TASK DETAILS: Write out each record again exactly as it stands.

== INPUT ROWS

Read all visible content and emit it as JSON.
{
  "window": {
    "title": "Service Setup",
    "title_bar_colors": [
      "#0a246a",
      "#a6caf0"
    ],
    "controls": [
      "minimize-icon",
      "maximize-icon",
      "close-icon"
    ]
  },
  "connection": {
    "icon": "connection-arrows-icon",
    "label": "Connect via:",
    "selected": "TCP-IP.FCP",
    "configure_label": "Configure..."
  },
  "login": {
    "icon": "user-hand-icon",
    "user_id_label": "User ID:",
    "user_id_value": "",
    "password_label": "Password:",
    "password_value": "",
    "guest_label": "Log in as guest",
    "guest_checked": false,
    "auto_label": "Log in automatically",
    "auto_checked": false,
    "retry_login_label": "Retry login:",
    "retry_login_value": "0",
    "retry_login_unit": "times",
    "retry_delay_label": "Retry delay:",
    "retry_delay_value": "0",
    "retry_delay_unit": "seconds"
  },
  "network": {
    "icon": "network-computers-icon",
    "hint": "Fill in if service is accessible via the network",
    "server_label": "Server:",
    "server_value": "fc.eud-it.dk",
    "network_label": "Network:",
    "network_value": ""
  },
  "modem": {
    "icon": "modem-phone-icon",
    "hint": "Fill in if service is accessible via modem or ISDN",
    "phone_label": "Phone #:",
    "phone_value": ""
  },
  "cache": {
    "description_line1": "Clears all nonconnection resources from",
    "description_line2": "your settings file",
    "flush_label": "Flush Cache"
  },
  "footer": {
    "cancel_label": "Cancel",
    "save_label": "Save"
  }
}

====

CORRECT RESULT:
Read all visible content and emit it as JSON.
{
  "window": {
    "title": "Service Setup",
    "title_bar_colors": [
      "#0a246a",
      "#a6caf0"
    ],
    "controls": [
      "minimize-icon",
      "maximize-icon",
      "close-icon"
    ]
  },
  "connection": {
    "icon": "connection-arrows-icon",
    "label": "Connect via:",
    "selected": "TCP-IP.FCP",
    "configure_label": "Configure..."
  },
  "login": {
    "icon": "user-hand-icon",
    "user_id_label": "User ID:",
    "user_id_value": "",
    "password_label": "Password:",
    "password_value": "",
    "guest_label": "Log in as guest",
    "guest_checked": false,
    "auto_label": "Log in automatically",
    "auto_checked": false,
    "retry_login_label": "Retry login:",
    "retry_login_value": "0",
    "retry_login_unit": "times",
    "retry_delay_label": "Retry delay:",
    "retry_delay_value": "0",
    "retry_delay_unit": "seconds"
  },
  "network": {
    "icon": "network-computers-icon",
    "hint": "Fill in if service is accessible via the network",
    "server_label": "Server:",
    "server_value": "fc.eud-it.dk",
    "network_label": "Network:",
    "network_value": ""
  },
  "modem": {
    "icon": "modem-phone-icon",
    "hint": "Fill in if service is accessible via modem or ISDN",
    "phone_label": "Phone #:",
    "phone_value": ""
  },
  "cache": {
    "description_line1": "Clears all nonconnection resources from",
    "description_line2": "your settings file",
    "flush_label": "Flush Cache"
  },
  "footer": {
    "cancel_label": "Cancel",
    "save_label": "Save"
  }
}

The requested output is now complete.